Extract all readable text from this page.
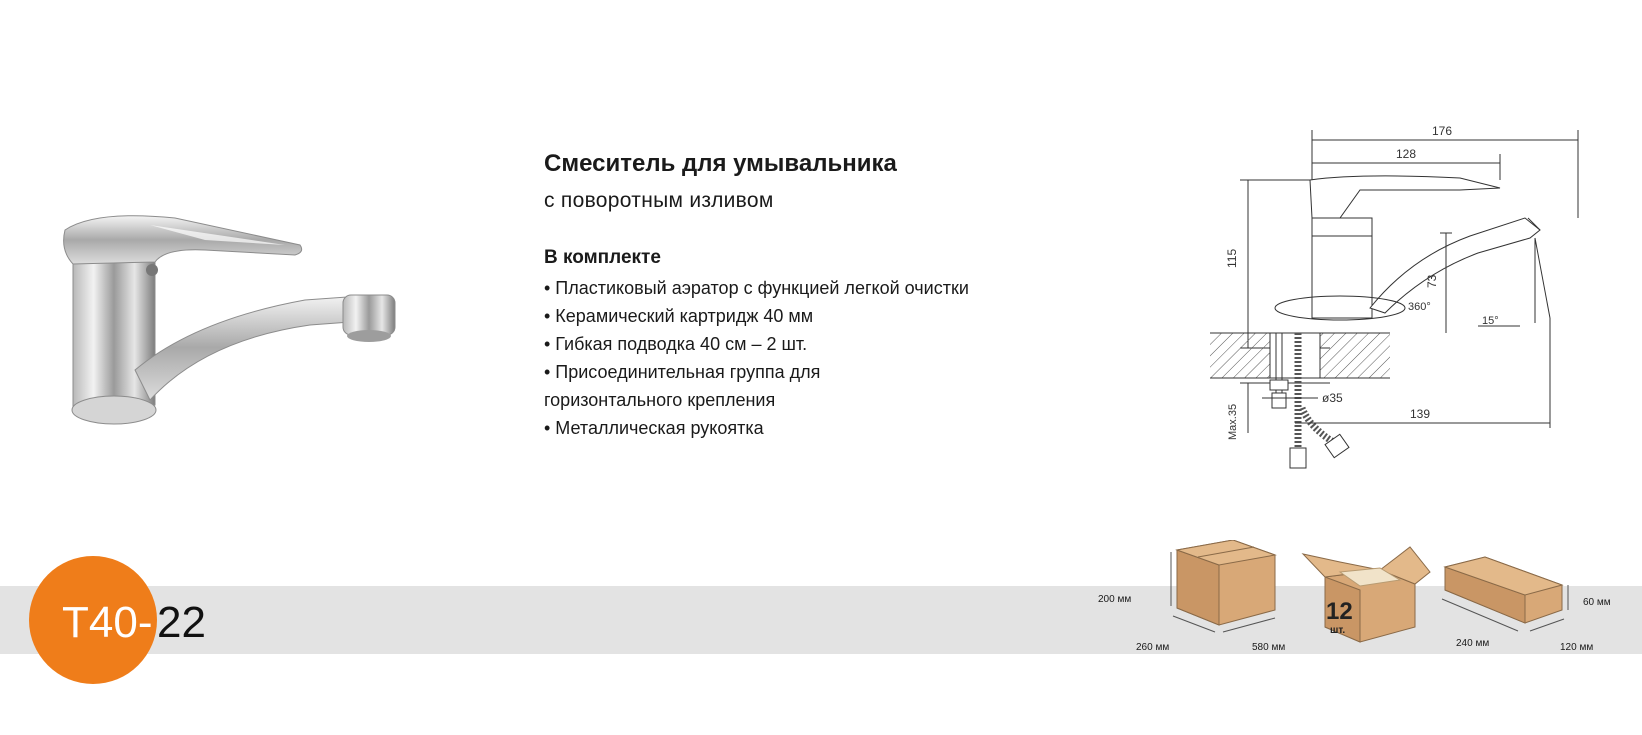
T40- 22
Смеситель для умывальника
с поворотным изливом
В комплекте
• Пластиковый аэратор с функцией легкой очистки
• Керамический картридж 40 мм
• Гибкая подводка 40 см – 2 шт.
• Присоединительная группа для
горизонтального крепления
• Металлическая рукоятка
176
128
115
Max.35
360°
73
15°
ø35
139
200 мм
260 мм	580 мм
12
шт.
60 мм
240 мм	120 мм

#####

Every record gets retyped exactly; no picture goes into the copy.

Extract all readable text from this page.
T40- 22
Смеситель для умывальника
с поворотным изливом
В комплекте
• Пластиковый аэратор с функцией легкой очистки
• Керамический картридж 40 мм
• Гибкая подводка 40 см – 2 шт.
• Присоединительная группа для
горизонтального крепления
• Металлическая рукоятка
176
128
115
Max.35
360°
73
15°
ø35
139
200 мм
260 мм	580 мм
12
шт.
60 мм
240 мм	120 мм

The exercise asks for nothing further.